** Objective **
Write out the entire listing below exactly as it appears, minus any pictures.
start Entries supplied
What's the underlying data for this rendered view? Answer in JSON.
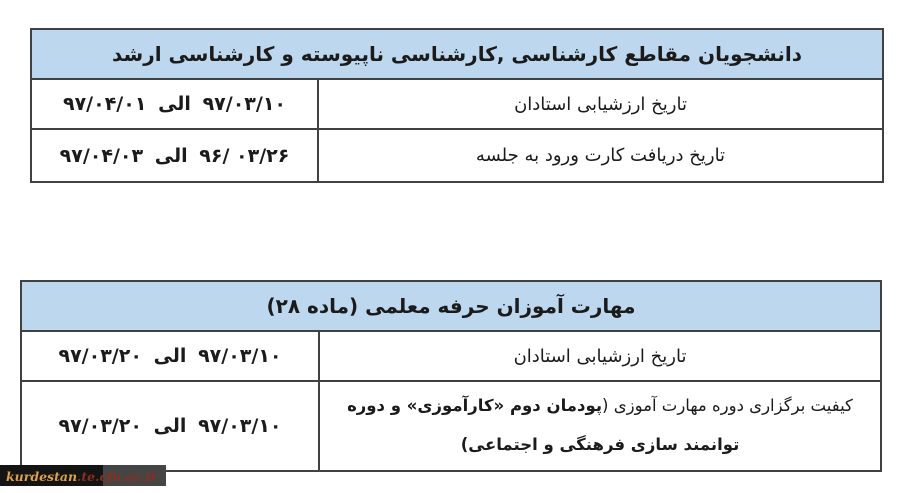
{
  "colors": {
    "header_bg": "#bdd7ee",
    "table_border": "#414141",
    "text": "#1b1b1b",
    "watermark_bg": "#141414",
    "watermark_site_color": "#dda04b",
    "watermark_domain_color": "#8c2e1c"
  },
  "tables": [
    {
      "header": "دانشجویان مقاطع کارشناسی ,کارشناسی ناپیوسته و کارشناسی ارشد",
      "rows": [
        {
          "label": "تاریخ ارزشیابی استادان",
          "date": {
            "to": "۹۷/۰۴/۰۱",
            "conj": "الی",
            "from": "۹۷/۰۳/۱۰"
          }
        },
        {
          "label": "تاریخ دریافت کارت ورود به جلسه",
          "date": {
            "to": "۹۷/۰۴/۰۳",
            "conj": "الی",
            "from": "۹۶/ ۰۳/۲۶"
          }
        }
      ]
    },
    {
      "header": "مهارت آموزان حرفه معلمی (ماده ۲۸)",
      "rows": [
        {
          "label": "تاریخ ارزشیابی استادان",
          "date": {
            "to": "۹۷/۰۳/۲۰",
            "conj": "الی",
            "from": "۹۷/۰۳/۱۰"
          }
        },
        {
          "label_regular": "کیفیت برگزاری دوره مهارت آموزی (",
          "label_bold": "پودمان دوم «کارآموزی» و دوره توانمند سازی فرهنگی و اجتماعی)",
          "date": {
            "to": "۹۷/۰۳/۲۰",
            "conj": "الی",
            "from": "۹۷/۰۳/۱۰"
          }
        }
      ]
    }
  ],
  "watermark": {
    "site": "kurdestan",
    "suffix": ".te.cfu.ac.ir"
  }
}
end Entries supplied
** Response below **
What's the underlying data for this rendered view? Answer in JSON.
{
  "colors": {
    "header_bg": "#bdd7ee",
    "table_border": "#414141",
    "text": "#1b1b1b",
    "watermark_bg": "#141414",
    "watermark_site_color": "#dda04b",
    "watermark_domain_color": "#8c2e1c"
  },
  "tables": [
    {
      "header": "دانشجویان مقاطع کارشناسی ,کارشناسی ناپیوسته و کارشناسی ارشد",
      "rows": [
        {
          "label": "تاریخ ارزشیابی استادان",
          "date": {
            "to": "۹۷/۰۴/۰۱",
            "conj": "الی",
            "from": "۹۷/۰۳/۱۰"
          }
        },
        {
          "label": "تاریخ دریافت کارت ورود به جلسه",
          "date": {
            "to": "۹۷/۰۴/۰۳",
            "conj": "الی",
            "from": "۹۶/ ۰۳/۲۶"
          }
        }
      ]
    },
    {
      "header": "مهارت آموزان حرفه معلمی (ماده ۲۸)",
      "rows": [
        {
          "label": "تاریخ ارزشیابی استادان",
          "date": {
            "to": "۹۷/۰۳/۲۰",
            "conj": "الی",
            "from": "۹۷/۰۳/۱۰"
          }
        },
        {
          "label_regular": "کیفیت برگزاری دوره مهارت آموزی (",
          "label_bold": "پودمان دوم «کارآموزی» و دوره توانمند سازی فرهنگی و اجتماعی)",
          "date": {
            "to": "۹۷/۰۳/۲۰",
            "conj": "الی",
            "from": "۹۷/۰۳/۱۰"
          }
        }
      ]
    }
  ],
  "watermark": {
    "site": "kurdestan",
    "suffix": ".te.cfu.ac.ir"
  }
}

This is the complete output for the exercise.